## Task details
Copy out the entries starting with the line that contains "Identify all the" and going on through the line that contains "849, 198, 865]", keeping each one character for character.

## Extracted information

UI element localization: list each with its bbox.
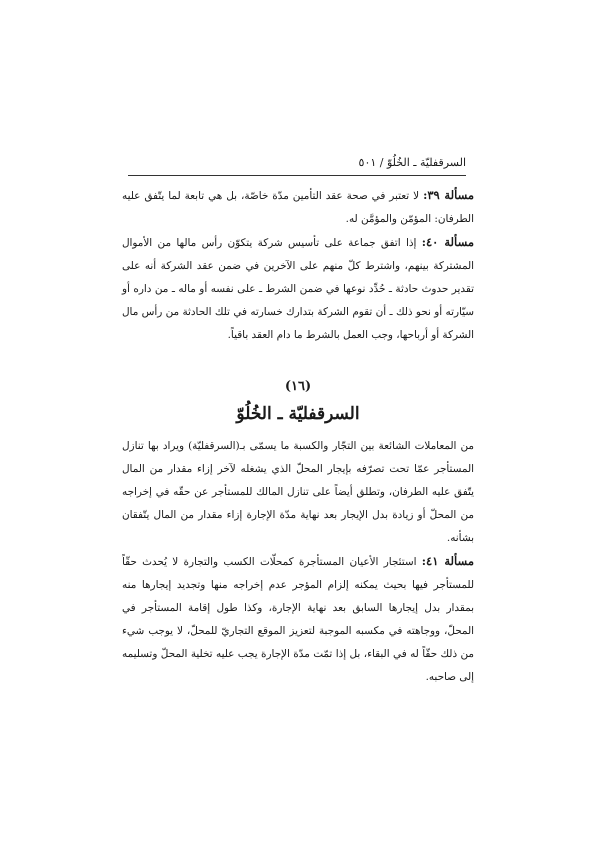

---

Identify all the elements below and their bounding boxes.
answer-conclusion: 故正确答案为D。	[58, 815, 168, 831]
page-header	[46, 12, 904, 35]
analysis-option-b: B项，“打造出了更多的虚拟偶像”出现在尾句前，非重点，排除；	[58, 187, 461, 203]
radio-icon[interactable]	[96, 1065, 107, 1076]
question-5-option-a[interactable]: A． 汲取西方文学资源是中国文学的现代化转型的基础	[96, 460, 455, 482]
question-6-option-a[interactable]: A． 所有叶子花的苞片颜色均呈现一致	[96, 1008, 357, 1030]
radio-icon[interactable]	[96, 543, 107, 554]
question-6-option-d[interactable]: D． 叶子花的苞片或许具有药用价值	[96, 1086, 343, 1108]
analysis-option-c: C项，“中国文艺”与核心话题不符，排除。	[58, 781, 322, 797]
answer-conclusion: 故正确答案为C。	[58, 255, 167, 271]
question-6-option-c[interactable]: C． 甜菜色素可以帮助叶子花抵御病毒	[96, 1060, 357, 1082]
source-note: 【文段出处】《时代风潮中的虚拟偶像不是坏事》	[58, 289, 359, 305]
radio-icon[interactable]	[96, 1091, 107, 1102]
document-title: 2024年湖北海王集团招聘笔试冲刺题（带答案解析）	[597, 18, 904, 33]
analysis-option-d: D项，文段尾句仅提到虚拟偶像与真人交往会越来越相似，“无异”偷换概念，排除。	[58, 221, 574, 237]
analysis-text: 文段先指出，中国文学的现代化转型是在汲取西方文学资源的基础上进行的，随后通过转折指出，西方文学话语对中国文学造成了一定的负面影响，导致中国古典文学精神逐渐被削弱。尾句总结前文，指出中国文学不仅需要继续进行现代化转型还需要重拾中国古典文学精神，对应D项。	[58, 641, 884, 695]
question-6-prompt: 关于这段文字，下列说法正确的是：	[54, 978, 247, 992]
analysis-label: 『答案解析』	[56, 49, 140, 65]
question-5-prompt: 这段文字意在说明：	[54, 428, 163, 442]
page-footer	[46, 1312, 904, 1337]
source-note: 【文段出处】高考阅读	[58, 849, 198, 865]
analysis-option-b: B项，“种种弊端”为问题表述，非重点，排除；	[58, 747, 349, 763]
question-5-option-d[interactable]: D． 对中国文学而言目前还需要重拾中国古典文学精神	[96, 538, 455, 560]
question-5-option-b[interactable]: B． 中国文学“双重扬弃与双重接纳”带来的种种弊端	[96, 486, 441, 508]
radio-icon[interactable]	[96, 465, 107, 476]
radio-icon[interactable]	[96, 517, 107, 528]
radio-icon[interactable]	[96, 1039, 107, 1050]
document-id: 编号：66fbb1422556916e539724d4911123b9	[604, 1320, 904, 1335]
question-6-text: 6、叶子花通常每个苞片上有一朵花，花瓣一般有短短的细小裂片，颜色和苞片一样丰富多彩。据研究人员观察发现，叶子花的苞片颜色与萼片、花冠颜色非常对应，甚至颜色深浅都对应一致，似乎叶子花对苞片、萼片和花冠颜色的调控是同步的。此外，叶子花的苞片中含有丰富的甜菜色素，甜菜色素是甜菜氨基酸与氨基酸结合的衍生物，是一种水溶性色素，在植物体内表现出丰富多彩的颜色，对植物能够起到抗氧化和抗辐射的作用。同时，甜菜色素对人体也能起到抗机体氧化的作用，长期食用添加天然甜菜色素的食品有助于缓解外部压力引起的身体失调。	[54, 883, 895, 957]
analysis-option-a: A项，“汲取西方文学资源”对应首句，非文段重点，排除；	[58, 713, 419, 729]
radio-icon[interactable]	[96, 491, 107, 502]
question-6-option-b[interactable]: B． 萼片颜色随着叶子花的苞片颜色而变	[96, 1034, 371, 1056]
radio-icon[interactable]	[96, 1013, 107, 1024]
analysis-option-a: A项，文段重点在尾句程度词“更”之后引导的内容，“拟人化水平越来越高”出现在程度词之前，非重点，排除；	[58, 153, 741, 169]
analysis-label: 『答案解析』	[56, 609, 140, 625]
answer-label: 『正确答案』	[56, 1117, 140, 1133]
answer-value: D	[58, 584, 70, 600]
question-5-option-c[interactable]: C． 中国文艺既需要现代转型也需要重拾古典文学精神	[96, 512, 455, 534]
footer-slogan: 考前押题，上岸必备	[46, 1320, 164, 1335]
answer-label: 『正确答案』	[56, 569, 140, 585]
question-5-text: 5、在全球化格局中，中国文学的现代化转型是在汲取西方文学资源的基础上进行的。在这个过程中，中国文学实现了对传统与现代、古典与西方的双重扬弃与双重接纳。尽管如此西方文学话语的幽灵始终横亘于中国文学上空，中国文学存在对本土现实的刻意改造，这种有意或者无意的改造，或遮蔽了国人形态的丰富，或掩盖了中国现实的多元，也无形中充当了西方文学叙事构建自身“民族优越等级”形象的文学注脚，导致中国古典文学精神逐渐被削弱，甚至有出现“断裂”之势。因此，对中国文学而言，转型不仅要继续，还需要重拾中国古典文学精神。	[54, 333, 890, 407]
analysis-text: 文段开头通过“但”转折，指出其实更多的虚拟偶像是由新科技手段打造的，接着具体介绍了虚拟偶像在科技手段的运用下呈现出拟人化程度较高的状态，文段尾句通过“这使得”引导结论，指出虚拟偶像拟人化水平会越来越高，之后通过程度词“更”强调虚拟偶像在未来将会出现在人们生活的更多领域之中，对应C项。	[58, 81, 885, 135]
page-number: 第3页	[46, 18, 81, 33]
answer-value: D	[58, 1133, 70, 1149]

## Output of the exercise
Identify all the elements below and their bounding boxes.
answer-conclusion: 故正确答案为D。	[58, 815, 168, 831]
page-header	[46, 12, 904, 35]
analysis-option-b: B项，“打造出了更多的虚拟偶像”出现在尾句前，非重点，排除；	[58, 187, 461, 203]
radio-icon[interactable]	[96, 1065, 107, 1076]
question-5-option-a[interactable]: A． 汲取西方文学资源是中国文学的现代化转型的基础	[96, 460, 455, 482]
question-6-option-a[interactable]: A． 所有叶子花的苞片颜色均呈现一致	[96, 1008, 357, 1030]
radio-icon[interactable]	[96, 543, 107, 554]
question-6-option-d[interactable]: D． 叶子花的苞片或许具有药用价值	[96, 1086, 343, 1108]
analysis-option-c: C项，“中国文艺”与核心话题不符，排除。	[58, 781, 322, 797]
answer-conclusion: 故正确答案为C。	[58, 255, 167, 271]
question-6-option-c[interactable]: C． 甜菜色素可以帮助叶子花抵御病毒	[96, 1060, 357, 1082]
source-note: 【文段出处】《时代风潮中的虚拟偶像不是坏事》	[58, 289, 359, 305]
radio-icon[interactable]	[96, 1091, 107, 1102]
document-title: 2024年湖北海王集团招聘笔试冲刺题（带答案解析）	[597, 18, 904, 33]
analysis-option-d: D项，文段尾句仅提到虚拟偶像与真人交往会越来越相似，“无异”偷换概念，排除。	[58, 221, 574, 237]
analysis-text: 文段先指出，中国文学的现代化转型是在汲取西方文学资源的基础上进行的，随后通过转折指出，西方文学话语对中国文学造成了一定的负面影响，导致中国古典文学精神逐渐被削弱。尾句总结前文，指出中国文学不仅需要继续进行现代化转型还需要重拾中国古典文学精神，对应D项。	[58, 641, 884, 695]
question-6-prompt: 关于这段文字，下列说法正确的是：	[54, 978, 247, 992]
analysis-label: 『答案解析』	[56, 49, 140, 65]
question-5-prompt: 这段文字意在说明：	[54, 428, 163, 442]
page-footer	[46, 1312, 904, 1337]
source-note: 【文段出处】高考阅读	[58, 849, 198, 865]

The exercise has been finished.